DO THIS: Type out the data exactly as given. Skip any image.

Data records

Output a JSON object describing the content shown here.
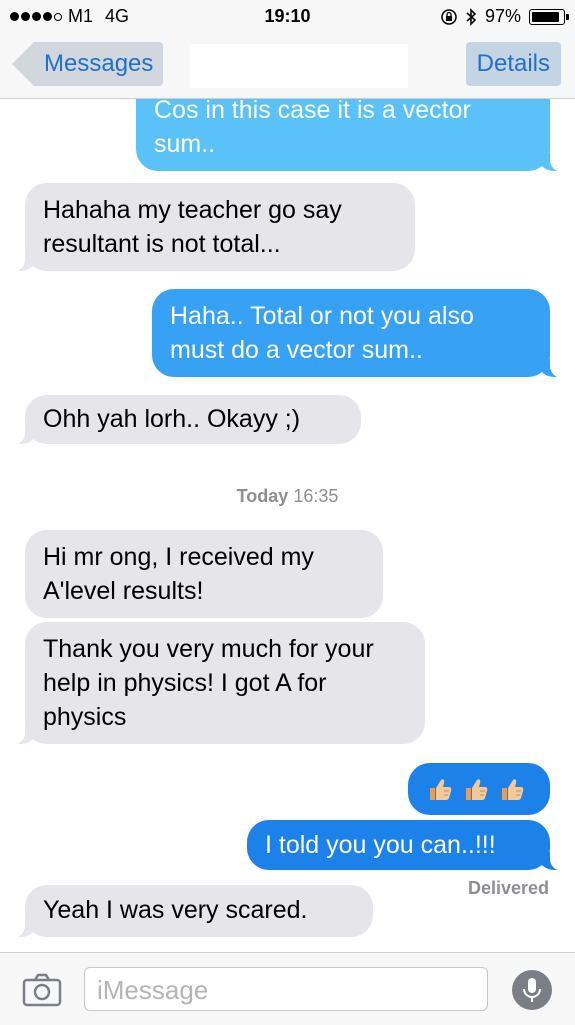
{
  "status_bar": {
    "carrier": "M1",
    "network": "4G",
    "time": "19:10",
    "battery": "97%",
    "battery_level": 0.97,
    "signal_bars": 4
  },
  "nav": {
    "back_label": "Messages",
    "details_label": "Details"
  },
  "messages": [
    {
      "direction": "outgoing",
      "text": "Cos in this case it is a vector sum.."
    },
    {
      "direction": "incoming",
      "text": "Hahaha my teacher go say resultant is not total..."
    },
    {
      "direction": "outgoing",
      "text": "Haha.. Total or not you also must do a vector sum.."
    },
    {
      "direction": "incoming",
      "text": "Ohh yah lorh.. Okayy ;)"
    },
    {
      "direction": "incoming",
      "text": "Hi mr ong, I received my A'level results!"
    },
    {
      "direction": "incoming",
      "text": "Thank you very much for your help in physics! I got A for physics"
    },
    {
      "direction": "outgoing",
      "text": "👍👍👍"
    },
    {
      "direction": "outgoing",
      "text": "I told you you can..!!!"
    },
    {
      "direction": "incoming",
      "text": "Yeah I was very scared."
    }
  ],
  "timestamp": {
    "day": "Today",
    "time": "16:35"
  },
  "delivered_label": "Delivered",
  "input": {
    "placeholder": "iMessage"
  },
  "icons": {
    "camera": "camera-icon",
    "mic": "microphone-icon",
    "back": "chevron-left-icon",
    "bluetooth": "bluetooth-icon",
    "rotation_lock": "rotation-lock-icon",
    "thumbs_up": "thumbs-up-icon"
  },
  "colors": {
    "incoming_bubble": "#e5e5ea",
    "outgoing_bubble": "#37a2f5",
    "link_blue": "#1f6fd1"
  }
}
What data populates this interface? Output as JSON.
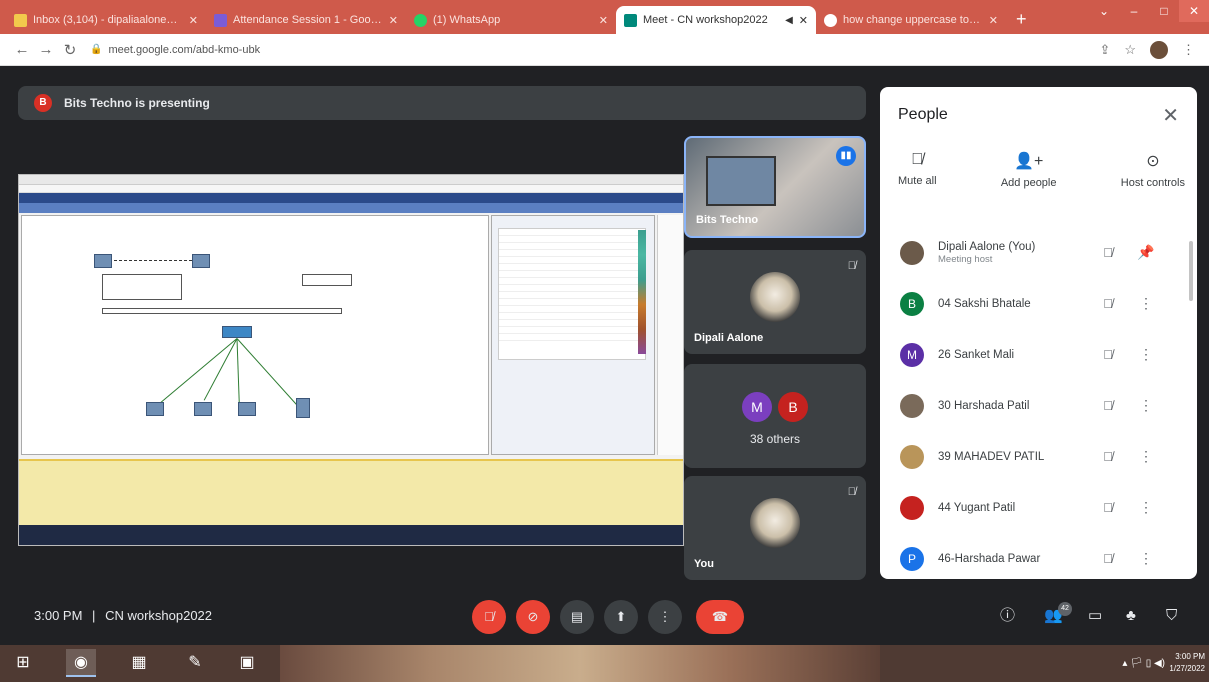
{
  "browser": {
    "tabs": [
      {
        "title": "Inbox (3,104) - dipaliaalone@...",
        "favicon": "gmail-icon",
        "color": "#f2c94c",
        "active": false
      },
      {
        "title": "Attendance Session 1 - Google...",
        "favicon": "forms-icon",
        "color": "#7b5cd6",
        "active": false
      },
      {
        "title": "(1) WhatsApp",
        "favicon": "whatsapp-icon",
        "color": "#25d366",
        "active": false
      },
      {
        "title": "Meet - CN workshop2022",
        "favicon": "meet-icon",
        "color": "#00897b",
        "active": true
      },
      {
        "title": "how change uppercase to low...",
        "favicon": "google-icon",
        "color": "#4285f4",
        "active": false
      }
    ],
    "new_tab": "+",
    "url": "meet.google.com/abd-kmo-ubk",
    "window_controls": {
      "dropdown": "⌄",
      "minimize": "–",
      "maximize": "□",
      "close": "✕"
    }
  },
  "stage": {
    "presenter_initial": "B",
    "presenter_text": "Bits Techno is presenting"
  },
  "tiles": [
    {
      "name": "Bits Techno",
      "type": "video"
    },
    {
      "name": "Dipali Aalone",
      "type": "avatar",
      "muted": true
    },
    {
      "name": "38 others",
      "type": "group",
      "initials": [
        "M",
        "B"
      ],
      "colors": [
        "#7b3fbf",
        "#c5221f"
      ]
    },
    {
      "name": "You",
      "type": "avatar",
      "muted": true
    }
  ],
  "people_panel": {
    "title": "People",
    "controls": [
      {
        "label": "Mute all",
        "icon": "mic-off-icon"
      },
      {
        "label": "Add people",
        "icon": "add-person-icon"
      },
      {
        "label": "Host controls",
        "icon": "toggle-icon"
      }
    ],
    "participants": [
      {
        "initial": "",
        "name": "Dipali Aalone (You)",
        "sub": "Meeting host",
        "color": "#6b5a4a",
        "photo": true,
        "action": "pin"
      },
      {
        "initial": "B",
        "name": "04 Sakshi Bhatale",
        "sub": "",
        "color": "#0b8043",
        "photo": false,
        "action": "more"
      },
      {
        "initial": "M",
        "name": "26 Sanket Mali",
        "sub": "",
        "color": "#5b2fa6",
        "photo": false,
        "action": "more"
      },
      {
        "initial": "",
        "name": "30 Harshada Patil",
        "sub": "",
        "color": "#7a6a5a",
        "photo": true,
        "action": "more"
      },
      {
        "initial": "",
        "name": "39 MAHADEV PATIL",
        "sub": "",
        "color": "#b9955a",
        "photo": true,
        "action": "more"
      },
      {
        "initial": "",
        "name": "44 Yugant Patil",
        "sub": "",
        "color": "#c5221f",
        "photo": true,
        "action": "more"
      },
      {
        "initial": "P",
        "name": "46-Harshada Pawar",
        "sub": "",
        "color": "#1a73e8",
        "photo": false,
        "action": "more"
      }
    ]
  },
  "meetbar": {
    "time": "3:00 PM",
    "separator": "|",
    "meeting": "CN workshop2022",
    "people_count": "42"
  },
  "taskbar": {
    "clock_time": "3:00 PM",
    "clock_date": "1/27/2022"
  },
  "colors": {
    "meet_bg": "#202124",
    "tile_bg": "#3c4043",
    "danger": "#ea4335",
    "tab_strip": "#cf5a4b"
  }
}
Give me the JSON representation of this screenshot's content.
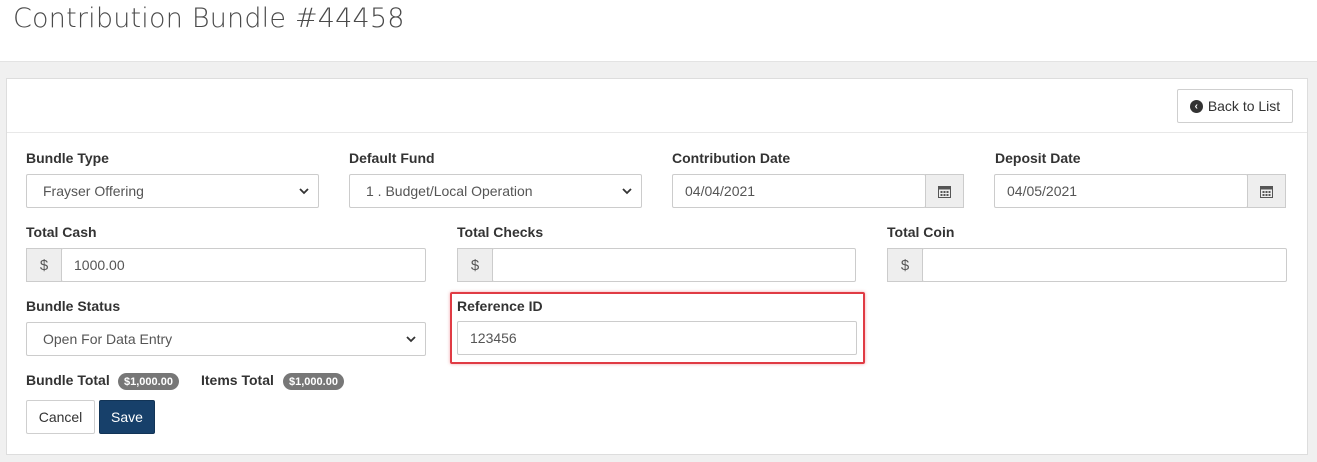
{
  "page": {
    "title": "Contribution Bundle #44458"
  },
  "header": {
    "back_label": "Back to List",
    "back_icon": "arrow-circle-left-icon"
  },
  "form": {
    "bundle_type": {
      "label": "Bundle Type",
      "value": "Frayser Offering"
    },
    "default_fund": {
      "label": "Default Fund",
      "value": "1 . Budget/Local Operation"
    },
    "contribution_date": {
      "label": "Contribution Date",
      "value": "04/04/2021",
      "icon": "calendar-icon"
    },
    "deposit_date": {
      "label": "Deposit Date",
      "value": "04/05/2021",
      "icon": "calendar-icon"
    },
    "total_cash": {
      "label": "Total Cash",
      "prefix": "$",
      "value": "1000.00"
    },
    "total_checks": {
      "label": "Total Checks",
      "prefix": "$",
      "value": ""
    },
    "total_coin": {
      "label": "Total Coin",
      "prefix": "$",
      "value": ""
    },
    "bundle_status": {
      "label": "Bundle Status",
      "value": "Open For Data Entry"
    },
    "reference_id": {
      "label": "Reference ID",
      "value": "123456"
    }
  },
  "totals": {
    "bundle_label": "Bundle Total",
    "bundle_value": "$1,000.00",
    "items_label": "Items Total",
    "items_value": "$1,000.00"
  },
  "actions": {
    "cancel_label": "Cancel",
    "save_label": "Save"
  },
  "colors": {
    "primary": "#17406a",
    "highlight": "#e03b44",
    "badge": "#777777"
  }
}
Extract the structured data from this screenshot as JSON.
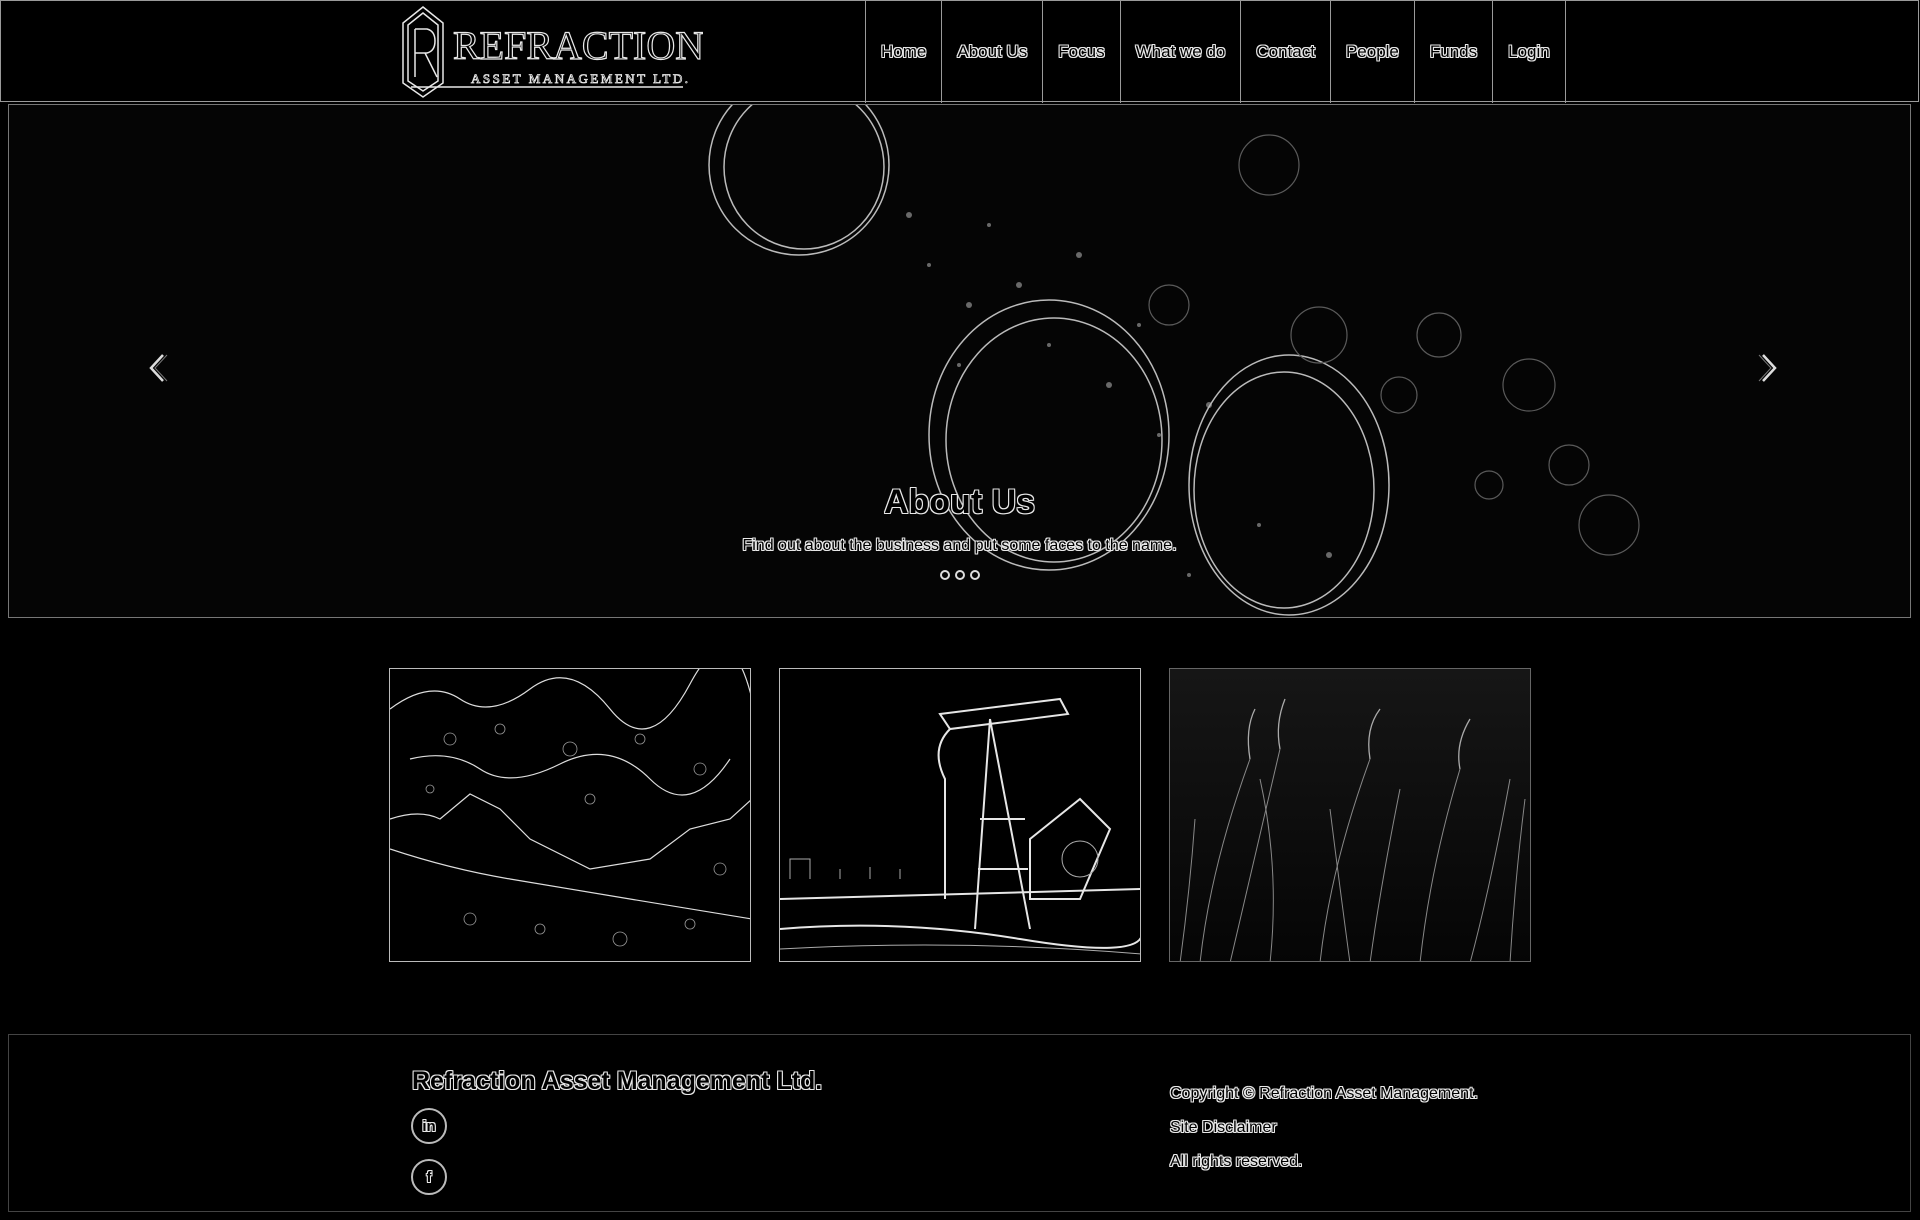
{
  "header": {
    "logo": {
      "name": "REFRACTION",
      "tagline": "ASSET MANAGEMENT LTD.",
      "monogram": "R"
    },
    "nav": [
      {
        "label": "Home"
      },
      {
        "label": "About Us"
      },
      {
        "label": "Focus"
      },
      {
        "label": "What we do"
      },
      {
        "label": "Contact"
      },
      {
        "label": "People"
      },
      {
        "label": "Funds"
      },
      {
        "label": "Login"
      }
    ]
  },
  "hero": {
    "title": "About Us",
    "subtitle": "Find out about the business and put some faces to the name.",
    "slides_count": 3,
    "prev_icon": "chevron-left-icon",
    "next_icon": "chevron-right-icon"
  },
  "features": [
    {
      "image": "rock-texture-image"
    },
    {
      "image": "oil-pumpjack-image"
    },
    {
      "image": "wheat-field-image"
    }
  ],
  "footer": {
    "company": "Refraction Asset Management Ltd.",
    "social": [
      {
        "icon": "linkedin-icon",
        "glyph": "in"
      },
      {
        "icon": "facebook-icon",
        "glyph": "f"
      }
    ],
    "copyright": "Copyright © Refraction Asset Management.",
    "disclaimer": "Site Disclaimer",
    "rights": "All rights reserved."
  },
  "colors": {
    "background": "#000000",
    "edge": "#e8e8e8",
    "border": "#9a9a9a"
  }
}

WORKED SOLUTION:
Output a JSON object describing the content shown here.
{
  "status_bar": {
    "carrier": "M1",
    "network": "4G",
    "time": "19:10",
    "battery": "97%",
    "battery_level": 0.97,
    "signal_bars": 4
  },
  "nav": {
    "back_label": "Messages",
    "details_label": "Details"
  },
  "messages": [
    {
      "direction": "outgoing",
      "text": "Cos in this case it is a vector sum.."
    },
    {
      "direction": "incoming",
      "text": "Hahaha my teacher go say resultant is not total..."
    },
    {
      "direction": "outgoing",
      "text": "Haha.. Total or not you also must do a vector sum.."
    },
    {
      "direction": "incoming",
      "text": "Ohh yah lorh.. Okayy ;)"
    },
    {
      "direction": "incoming",
      "text": "Hi mr ong, I received my A'level results!"
    },
    {
      "direction": "incoming",
      "text": "Thank you very much for your help in physics! I got A for physics"
    },
    {
      "direction": "outgoing",
      "text": "👍👍👍"
    },
    {
      "direction": "outgoing",
      "text": "I told you you can..!!!"
    },
    {
      "direction": "incoming",
      "text": "Yeah I was very scared."
    }
  ],
  "timestamp": {
    "day": "Today",
    "time": "16:35"
  },
  "delivered_label": "Delivered",
  "input": {
    "placeholder": "iMessage"
  },
  "icons": {
    "camera": "camera-icon",
    "mic": "microphone-icon",
    "back": "chevron-left-icon",
    "bluetooth": "bluetooth-icon",
    "rotation_lock": "rotation-lock-icon",
    "thumbs_up": "thumbs-up-icon"
  },
  "colors": {
    "incoming_bubble": "#e5e5ea",
    "outgoing_bubble": "#37a2f5",
    "link_blue": "#1f6fd1"
  }
}
What data populates this interface? Output as JSON.
{
  "browser": {
    "tabs": [
      {
        "title": "Inbox (3,104) - dipaliaalone@...",
        "favicon": "gmail-icon",
        "color": "#f2c94c",
        "active": false
      },
      {
        "title": "Attendance Session 1 - Google...",
        "favicon": "forms-icon",
        "color": "#7b5cd6",
        "active": false
      },
      {
        "title": "(1) WhatsApp",
        "favicon": "whatsapp-icon",
        "color": "#25d366",
        "active": false
      },
      {
        "title": "Meet - CN workshop2022",
        "favicon": "meet-icon",
        "color": "#00897b",
        "active": true
      },
      {
        "title": "how change uppercase to low...",
        "favicon": "google-icon",
        "color": "#4285f4",
        "active": false
      }
    ],
    "new_tab": "+",
    "url": "meet.google.com/abd-kmo-ubk",
    "window_controls": {
      "dropdown": "⌄",
      "minimize": "–",
      "maximize": "□",
      "close": "✕"
    }
  },
  "stage": {
    "presenter_initial": "B",
    "presenter_text": "Bits Techno is presenting"
  },
  "tiles": [
    {
      "name": "Bits Techno",
      "type": "video"
    },
    {
      "name": "Dipali Aalone",
      "type": "avatar",
      "muted": true
    },
    {
      "name": "38 others",
      "type": "group",
      "initials": [
        "M",
        "B"
      ],
      "colors": [
        "#7b3fbf",
        "#c5221f"
      ]
    },
    {
      "name": "You",
      "type": "avatar",
      "muted": true
    }
  ],
  "people_panel": {
    "title": "People",
    "controls": [
      {
        "label": "Mute all",
        "icon": "mic-off-icon"
      },
      {
        "label": "Add people",
        "icon": "add-person-icon"
      },
      {
        "label": "Host controls",
        "icon": "toggle-icon"
      }
    ],
    "participants": [
      {
        "initial": "",
        "name": "Dipali Aalone (You)",
        "sub": "Meeting host",
        "color": "#6b5a4a",
        "photo": true,
        "action": "pin"
      },
      {
        "initial": "B",
        "name": "04 Sakshi Bhatale",
        "sub": "",
        "color": "#0b8043",
        "photo": false,
        "action": "more"
      },
      {
        "initial": "M",
        "name": "26 Sanket Mali",
        "sub": "",
        "color": "#5b2fa6",
        "photo": false,
        "action": "more"
      },
      {
        "initial": "",
        "name": "30 Harshada Patil",
        "sub": "",
        "color": "#7a6a5a",
        "photo": true,
        "action": "more"
      },
      {
        "initial": "",
        "name": "39 MAHADEV PATIL",
        "sub": "",
        "color": "#b9955a",
        "photo": true,
        "action": "more"
      },
      {
        "initial": "",
        "name": "44 Yugant Patil",
        "sub": "",
        "color": "#c5221f",
        "photo": true,
        "action": "more"
      },
      {
        "initial": "P",
        "name": "46-Harshada Pawar",
        "sub": "",
        "color": "#1a73e8",
        "photo": false,
        "action": "more"
      }
    ]
  },
  "meetbar": {
    "time": "3:00 PM",
    "separator": "|",
    "meeting": "CN workshop2022",
    "people_count": "42"
  },
  "taskbar": {
    "clock_time": "3:00 PM",
    "clock_date": "1/27/2022"
  },
  "colors": {
    "meet_bg": "#202124",
    "tile_bg": "#3c4043",
    "danger": "#ea4335",
    "tab_strip": "#cf5a4b"
  }
}
Give me the JSON representation of this screenshot's content.
{
  "page": {
    "title": "Contribution Bundle #44458"
  },
  "header": {
    "back_label": "Back to List",
    "back_icon": "arrow-circle-left-icon"
  },
  "form": {
    "bundle_type": {
      "label": "Bundle Type",
      "value": "Frayser Offering"
    },
    "default_fund": {
      "label": "Default Fund",
      "value": "1 . Budget/Local Operation"
    },
    "contribution_date": {
      "label": "Contribution Date",
      "value": "04/04/2021",
      "icon": "calendar-icon"
    },
    "deposit_date": {
      "label": "Deposit Date",
      "value": "04/05/2021",
      "icon": "calendar-icon"
    },
    "total_cash": {
      "label": "Total Cash",
      "prefix": "$",
      "value": "1000.00"
    },
    "total_checks": {
      "label": "Total Checks",
      "prefix": "$",
      "value": ""
    },
    "total_coin": {
      "label": "Total Coin",
      "prefix": "$",
      "value": ""
    },
    "bundle_status": {
      "label": "Bundle Status",
      "value": "Open For Data Entry"
    },
    "reference_id": {
      "label": "Reference ID",
      "value": "123456"
    }
  },
  "totals": {
    "bundle_label": "Bundle Total",
    "bundle_value": "$1,000.00",
    "items_label": "Items Total",
    "items_value": "$1,000.00"
  },
  "actions": {
    "cancel_label": "Cancel",
    "save_label": "Save"
  },
  "colors": {
    "primary": "#17406a",
    "highlight": "#e03b44",
    "badge": "#777777"
  }
}
Extract the structured data from this screenshot as JSON.
{
  "header": {
    "logo": {
      "name": "REFRACTION",
      "tagline": "ASSET MANAGEMENT LTD.",
      "monogram": "R"
    },
    "nav": [
      {
        "label": "Home"
      },
      {
        "label": "About Us"
      },
      {
        "label": "Focus"
      },
      {
        "label": "What we do"
      },
      {
        "label": "Contact"
      },
      {
        "label": "People"
      },
      {
        "label": "Funds"
      },
      {
        "label": "Login"
      }
    ]
  },
  "hero": {
    "title": "About Us",
    "subtitle": "Find out about the business and put some faces to the name.",
    "slides_count": 3,
    "prev_icon": "chevron-left-icon",
    "next_icon": "chevron-right-icon"
  },
  "features": [
    {
      "image": "rock-texture-image"
    },
    {
      "image": "oil-pumpjack-image"
    },
    {
      "image": "wheat-field-image"
    }
  ],
  "footer": {
    "company": "Refraction Asset Management Ltd.",
    "social": [
      {
        "icon": "linkedin-icon",
        "glyph": "in"
      },
      {
        "icon": "facebook-icon",
        "glyph": "f"
      }
    ],
    "copyright": "Copyright © Refraction Asset Management.",
    "disclaimer": "Site Disclaimer",
    "rights": "All rights reserved."
  },
  "colors": {
    "background": "#000000",
    "edge": "#e8e8e8",
    "border": "#9a9a9a"
  }
}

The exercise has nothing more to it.